What you need to do:
Output each line exactly as it appears, skipping any embedded picture.

::::

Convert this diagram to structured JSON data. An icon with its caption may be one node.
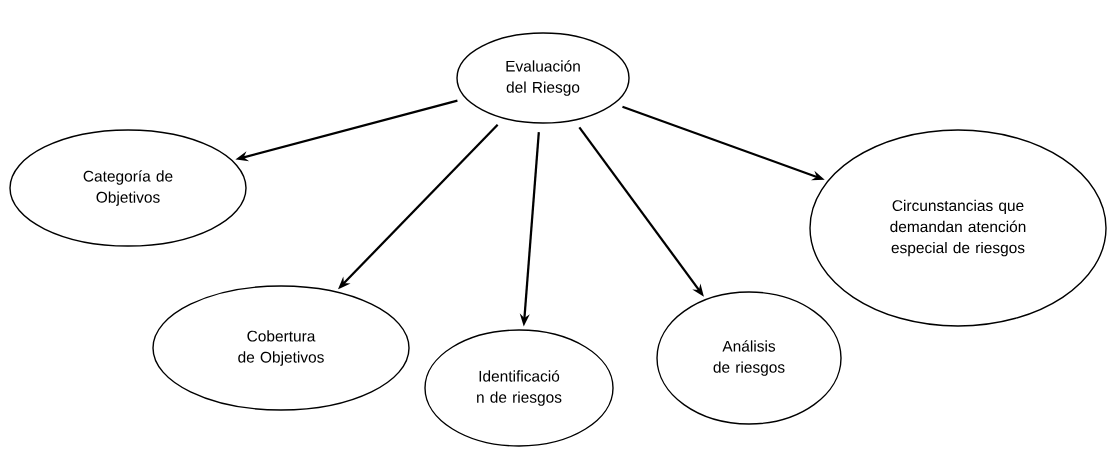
{
  "diagram": {
    "nodes": [
      {
        "text": [
          "Evaluación del Riesgo"
        ]
      },
      {
        "text": [
          "Categoría de Objetivos"
        ]
      },
      {
        "text": [
          "Cobertura de Objetivos"
        ]
      },
      {
        "text": [
          "Identificació n de riesgos"
        ]
      },
      {
        "text": [
          "Análisis de riesgos"
        ]
      },
      {
        "text": [
          "Circunstancias que demandan atención especial de riesgos"
        ]
      }
    ],
    "edges": [
      {
        "from": 0,
        "to": 1,
        "arrow": "to"
      },
      {
        "from": 0,
        "to": 2,
        "arrow": "to"
      },
      {
        "from": 0,
        "to": 3,
        "arrow": "to"
      },
      {
        "from": 0,
        "to": 4,
        "arrow": "to"
      },
      {
        "from": 0,
        "to": 5,
        "arrow": "to"
      }
    ]
  }
}
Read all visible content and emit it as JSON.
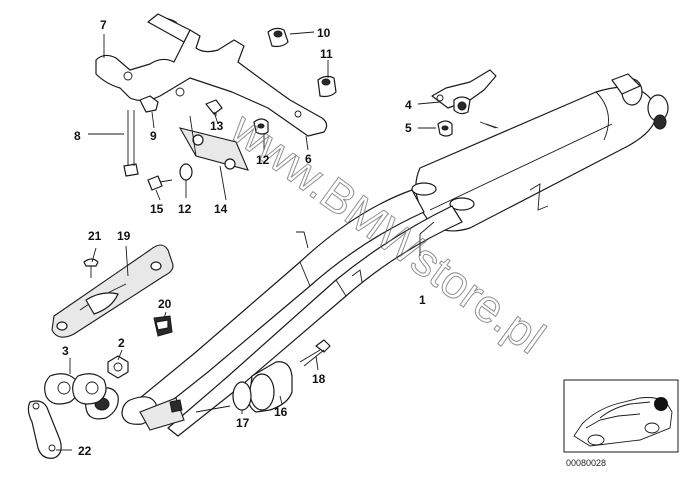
{
  "watermark": "www.BMWstore.pl",
  "diagram_code": "00080028",
  "callouts": {
    "c1": "1",
    "c2": "2",
    "c3": "3",
    "c4": "4",
    "c5": "5",
    "c6": "6",
    "c7": "7",
    "c8": "8",
    "c9": "9",
    "c10": "10",
    "c11": "11",
    "c12a": "12",
    "c12b": "12",
    "c13": "13",
    "c14": "14",
    "c15": "15",
    "c16": "16",
    "c17": "17",
    "c18": "18",
    "c19": "19",
    "c20": "20",
    "c21": "21",
    "c22": "22"
  }
}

::::

Solution to this exercise:
Convert this diagram to structured JSON data. An icon with its caption may be one node.
{
  "diagram": {
    "nodes": [
      {
        "text": [
          "Evaluación del Riesgo"
        ]
      },
      {
        "text": [
          "Categoría de Objetivos"
        ]
      },
      {
        "text": [
          "Cobertura de Objetivos"
        ]
      },
      {
        "text": [
          "Identificació n de riesgos"
        ]
      },
      {
        "text": [
          "Análisis de riesgos"
        ]
      },
      {
        "text": [
          "Circunstancias que demandan atención especial de riesgos"
        ]
      }
    ],
    "edges": [
      {
        "from": 0,
        "to": 1,
        "arrow": "to"
      },
      {
        "from": 0,
        "to": 2,
        "arrow": "to"
      },
      {
        "from": 0,
        "to": 3,
        "arrow": "to"
      },
      {
        "from": 0,
        "to": 4,
        "arrow": "to"
      },
      {
        "from": 0,
        "to": 5,
        "arrow": "to"
      }
    ]
  }
}
Read all visible content and emit it as JSON.
{
  "watermark": "www.BMWstore.pl",
  "diagram_code": "00080028",
  "callouts": {
    "c1": "1",
    "c2": "2",
    "c3": "3",
    "c4": "4",
    "c5": "5",
    "c6": "6",
    "c7": "7",
    "c8": "8",
    "c9": "9",
    "c10": "10",
    "c11": "11",
    "c12a": "12",
    "c12b": "12",
    "c13": "13",
    "c14": "14",
    "c15": "15",
    "c16": "16",
    "c17": "17",
    "c18": "18",
    "c19": "19",
    "c20": "20",
    "c21": "21",
    "c22": "22"
  }
}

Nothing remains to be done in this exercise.